=== DATA SHOWN ===
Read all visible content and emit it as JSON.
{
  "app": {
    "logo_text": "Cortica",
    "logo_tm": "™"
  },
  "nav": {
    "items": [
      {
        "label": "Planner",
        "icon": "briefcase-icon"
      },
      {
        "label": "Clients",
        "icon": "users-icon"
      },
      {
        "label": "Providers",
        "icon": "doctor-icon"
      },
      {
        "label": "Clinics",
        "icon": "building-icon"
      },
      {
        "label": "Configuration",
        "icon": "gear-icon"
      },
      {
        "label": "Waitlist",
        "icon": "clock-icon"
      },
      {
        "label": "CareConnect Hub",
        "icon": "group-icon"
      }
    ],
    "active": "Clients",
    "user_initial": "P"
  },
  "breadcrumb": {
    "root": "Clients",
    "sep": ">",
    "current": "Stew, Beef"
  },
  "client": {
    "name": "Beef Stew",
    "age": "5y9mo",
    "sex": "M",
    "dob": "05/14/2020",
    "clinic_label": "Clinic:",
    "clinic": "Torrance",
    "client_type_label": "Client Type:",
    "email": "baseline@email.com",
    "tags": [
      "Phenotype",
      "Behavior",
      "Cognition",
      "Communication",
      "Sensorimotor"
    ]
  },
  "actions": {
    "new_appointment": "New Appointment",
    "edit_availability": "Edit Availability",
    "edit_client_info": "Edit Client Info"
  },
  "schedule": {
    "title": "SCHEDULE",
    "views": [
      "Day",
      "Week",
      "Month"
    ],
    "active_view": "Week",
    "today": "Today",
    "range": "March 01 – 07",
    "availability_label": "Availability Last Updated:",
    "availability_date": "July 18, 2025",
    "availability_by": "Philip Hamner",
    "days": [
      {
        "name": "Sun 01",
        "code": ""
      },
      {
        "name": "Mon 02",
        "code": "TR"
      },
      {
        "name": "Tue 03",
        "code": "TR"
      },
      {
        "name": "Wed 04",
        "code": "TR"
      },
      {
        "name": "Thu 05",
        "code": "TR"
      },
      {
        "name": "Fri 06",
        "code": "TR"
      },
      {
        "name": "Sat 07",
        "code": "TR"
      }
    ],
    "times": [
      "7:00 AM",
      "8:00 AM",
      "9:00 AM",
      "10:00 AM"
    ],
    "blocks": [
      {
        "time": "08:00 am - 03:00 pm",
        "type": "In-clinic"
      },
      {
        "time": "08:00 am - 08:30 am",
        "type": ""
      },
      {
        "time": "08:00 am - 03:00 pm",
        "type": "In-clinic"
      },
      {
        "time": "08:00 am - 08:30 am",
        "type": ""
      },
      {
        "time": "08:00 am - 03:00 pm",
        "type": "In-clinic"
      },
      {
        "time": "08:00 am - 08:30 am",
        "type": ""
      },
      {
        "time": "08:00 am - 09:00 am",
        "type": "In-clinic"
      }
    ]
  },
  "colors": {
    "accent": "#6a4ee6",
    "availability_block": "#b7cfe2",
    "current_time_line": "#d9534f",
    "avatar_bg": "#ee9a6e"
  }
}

=== GIVEN INSTRUCTION ===
Gather every line from the listing above in which the word "name" appears.

=== REPLY TO THE TASK ===
    "name": "Beef Stew",
        "name": "Sun 01",
        "name": "Mon 02",
        "name": "Tue 03",
        "name": "Wed 04",
        "name": "Thu 05",
        "name": "Fri 06",
        "name": "Sat 07",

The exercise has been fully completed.